▶ [WHAT YOU HAVE TO DO]: Keep the images out and copy every entry below exactly.

Data items
##############################
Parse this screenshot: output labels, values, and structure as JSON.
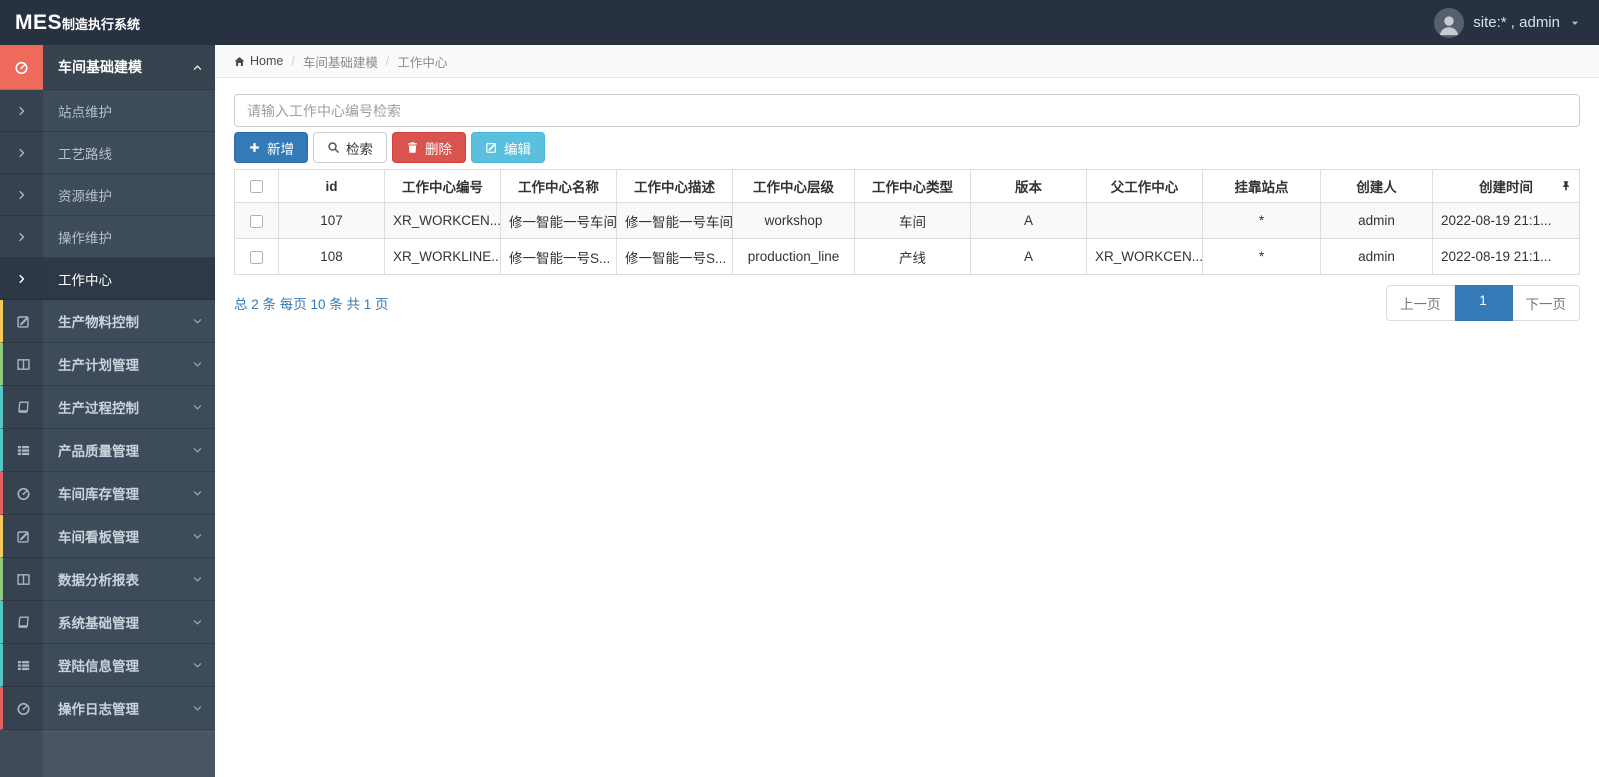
{
  "navbar": {
    "logo_mes": "MES",
    "logo_suffix": "制造执行系统",
    "user_label": "site:* , admin"
  },
  "breadcrumb": {
    "home": "Home",
    "items": [
      "车间基础建模",
      "工作中心"
    ]
  },
  "sidebar": {
    "active_group": {
      "id": "workshop-basic-modeling",
      "label": "车间基础建模",
      "icon": "dashboard-icon"
    },
    "submenu": [
      {
        "id": "station-maintenance",
        "label": "站点维护",
        "active": false
      },
      {
        "id": "process-route",
        "label": "工艺路线",
        "active": false
      },
      {
        "id": "resource-maintenance",
        "label": "资源维护",
        "active": false
      },
      {
        "id": "operation-maintenance",
        "label": "操作维护",
        "active": false
      },
      {
        "id": "work-center",
        "label": "工作中心",
        "active": true
      }
    ],
    "groups": [
      {
        "id": "production-material-control",
        "label": "生产物料控制",
        "icon": "edit-icon",
        "accent": "#f5c95c"
      },
      {
        "id": "production-plan-management",
        "label": "生产计划管理",
        "icon": "columns-icon",
        "accent": "#8fc97e"
      },
      {
        "id": "production-process-control",
        "label": "生产过程控制",
        "icon": "book-icon",
        "accent": "#56c5c5"
      },
      {
        "id": "product-quality-management",
        "label": "产品质量管理",
        "icon": "list-icon",
        "accent": "#56c5c5"
      },
      {
        "id": "workshop-inventory-management",
        "label": "车间库存管理",
        "icon": "dashboard-icon",
        "accent": "#e2615e"
      },
      {
        "id": "workshop-kanban-management",
        "label": "车间看板管理",
        "icon": "edit-icon",
        "accent": "#f5c95c"
      },
      {
        "id": "data-analysis-report",
        "label": "数据分析报表",
        "icon": "columns-icon",
        "accent": "#8fc97e"
      },
      {
        "id": "system-basic-management",
        "label": "系统基础管理",
        "icon": "book-icon",
        "accent": "#56c5c5"
      },
      {
        "id": "login-info-management",
        "label": "登陆信息管理",
        "icon": "list-icon",
        "accent": "#56c5c5"
      },
      {
        "id": "operation-log-management",
        "label": "操作日志管理",
        "icon": "dashboard-icon",
        "accent": "#e2615e"
      }
    ]
  },
  "search": {
    "placeholder": "请输入工作中心编号检索",
    "value": ""
  },
  "toolbar": {
    "add": "新增",
    "search": "检索",
    "delete": "删除",
    "edit": "编辑"
  },
  "table": {
    "columns": [
      {
        "key": "col-id",
        "label": "id"
      },
      {
        "key": "col-code",
        "label": "工作中心编号"
      },
      {
        "key": "col-name",
        "label": "工作中心名称"
      },
      {
        "key": "col-desc",
        "label": "工作中心描述"
      },
      {
        "key": "col-level",
        "label": "工作中心层级"
      },
      {
        "key": "col-type",
        "label": "工作中心类型"
      },
      {
        "key": "col-version",
        "label": "版本"
      },
      {
        "key": "col-parent",
        "label": "父工作中心"
      },
      {
        "key": "col-station",
        "label": "挂靠站点"
      },
      {
        "key": "col-creator",
        "label": "创建人"
      },
      {
        "key": "col-created",
        "label": "创建时间"
      }
    ],
    "rows": [
      [
        "107",
        "XR_WORKCEN...",
        "修一智能一号车间",
        "修一智能一号车间",
        "workshop",
        "车间",
        "A",
        "",
        "*",
        "admin",
        "2022-08-19 21:1..."
      ],
      [
        "108",
        "XR_WORKLINE...",
        "修一智能一号S...",
        "修一智能一号S...",
        "production_line",
        "产线",
        "A",
        "XR_WORKCEN...",
        "*",
        "admin",
        "2022-08-19 21:1..."
      ]
    ]
  },
  "pagination": {
    "summary": "总 2 条 每页 10 条 共 1 页",
    "prev": "上一页",
    "current": "1",
    "next": "下一页"
  },
  "colors": {
    "primary": "#337ab7",
    "danger": "#d9534f",
    "info": "#5bc0de",
    "navbar": "#273140",
    "sidebar": "#3e4b5a",
    "group_header_accent": "#ee6a5b"
  }
}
##############################
▶ [THE SOLUTION]:
Parse this screenshot: output labels, values, and structure as JSON.
{
  "navbar": {
    "logo_mes": "MES",
    "logo_suffix": "制造执行系统",
    "user_label": "site:* , admin"
  },
  "breadcrumb": {
    "home": "Home",
    "items": [
      "车间基础建模",
      "工作中心"
    ]
  },
  "sidebar": {
    "active_group": {
      "id": "workshop-basic-modeling",
      "label": "车间基础建模",
      "icon": "dashboard-icon"
    },
    "submenu": [
      {
        "id": "station-maintenance",
        "label": "站点维护",
        "active": false
      },
      {
        "id": "process-route",
        "label": "工艺路线",
        "active": false
      },
      {
        "id": "resource-maintenance",
        "label": "资源维护",
        "active": false
      },
      {
        "id": "operation-maintenance",
        "label": "操作维护",
        "active": false
      },
      {
        "id": "work-center",
        "label": "工作中心",
        "active": true
      }
    ],
    "groups": [
      {
        "id": "production-material-control",
        "label": "生产物料控制",
        "icon": "edit-icon",
        "accent": "#f5c95c"
      },
      {
        "id": "production-plan-management",
        "label": "生产计划管理",
        "icon": "columns-icon",
        "accent": "#8fc97e"
      },
      {
        "id": "production-process-control",
        "label": "生产过程控制",
        "icon": "book-icon",
        "accent": "#56c5c5"
      },
      {
        "id": "product-quality-management",
        "label": "产品质量管理",
        "icon": "list-icon",
        "accent": "#56c5c5"
      },
      {
        "id": "workshop-inventory-management",
        "label": "车间库存管理",
        "icon": "dashboard-icon",
        "accent": "#e2615e"
      },
      {
        "id": "workshop-kanban-management",
        "label": "车间看板管理",
        "icon": "edit-icon",
        "accent": "#f5c95c"
      },
      {
        "id": "data-analysis-report",
        "label": "数据分析报表",
        "icon": "columns-icon",
        "accent": "#8fc97e"
      },
      {
        "id": "system-basic-management",
        "label": "系统基础管理",
        "icon": "book-icon",
        "accent": "#56c5c5"
      },
      {
        "id": "login-info-management",
        "label": "登陆信息管理",
        "icon": "list-icon",
        "accent": "#56c5c5"
      },
      {
        "id": "operation-log-management",
        "label": "操作日志管理",
        "icon": "dashboard-icon",
        "accent": "#e2615e"
      }
    ]
  },
  "search": {
    "placeholder": "请输入工作中心编号检索",
    "value": ""
  },
  "toolbar": {
    "add": "新增",
    "search": "检索",
    "delete": "删除",
    "edit": "编辑"
  },
  "table": {
    "columns": [
      {
        "key": "col-id",
        "label": "id"
      },
      {
        "key": "col-code",
        "label": "工作中心编号"
      },
      {
        "key": "col-name",
        "label": "工作中心名称"
      },
      {
        "key": "col-desc",
        "label": "工作中心描述"
      },
      {
        "key": "col-level",
        "label": "工作中心层级"
      },
      {
        "key": "col-type",
        "label": "工作中心类型"
      },
      {
        "key": "col-version",
        "label": "版本"
      },
      {
        "key": "col-parent",
        "label": "父工作中心"
      },
      {
        "key": "col-station",
        "label": "挂靠站点"
      },
      {
        "key": "col-creator",
        "label": "创建人"
      },
      {
        "key": "col-created",
        "label": "创建时间"
      }
    ],
    "rows": [
      [
        "107",
        "XR_WORKCEN...",
        "修一智能一号车间",
        "修一智能一号车间",
        "workshop",
        "车间",
        "A",
        "",
        "*",
        "admin",
        "2022-08-19 21:1..."
      ],
      [
        "108",
        "XR_WORKLINE...",
        "修一智能一号S...",
        "修一智能一号S...",
        "production_line",
        "产线",
        "A",
        "XR_WORKCEN...",
        "*",
        "admin",
        "2022-08-19 21:1..."
      ]
    ]
  },
  "pagination": {
    "summary": "总 2 条 每页 10 条 共 1 页",
    "prev": "上一页",
    "current": "1",
    "next": "下一页"
  },
  "colors": {
    "primary": "#337ab7",
    "danger": "#d9534f",
    "info": "#5bc0de",
    "navbar": "#273140",
    "sidebar": "#3e4b5a",
    "group_header_accent": "#ee6a5b"
  }
}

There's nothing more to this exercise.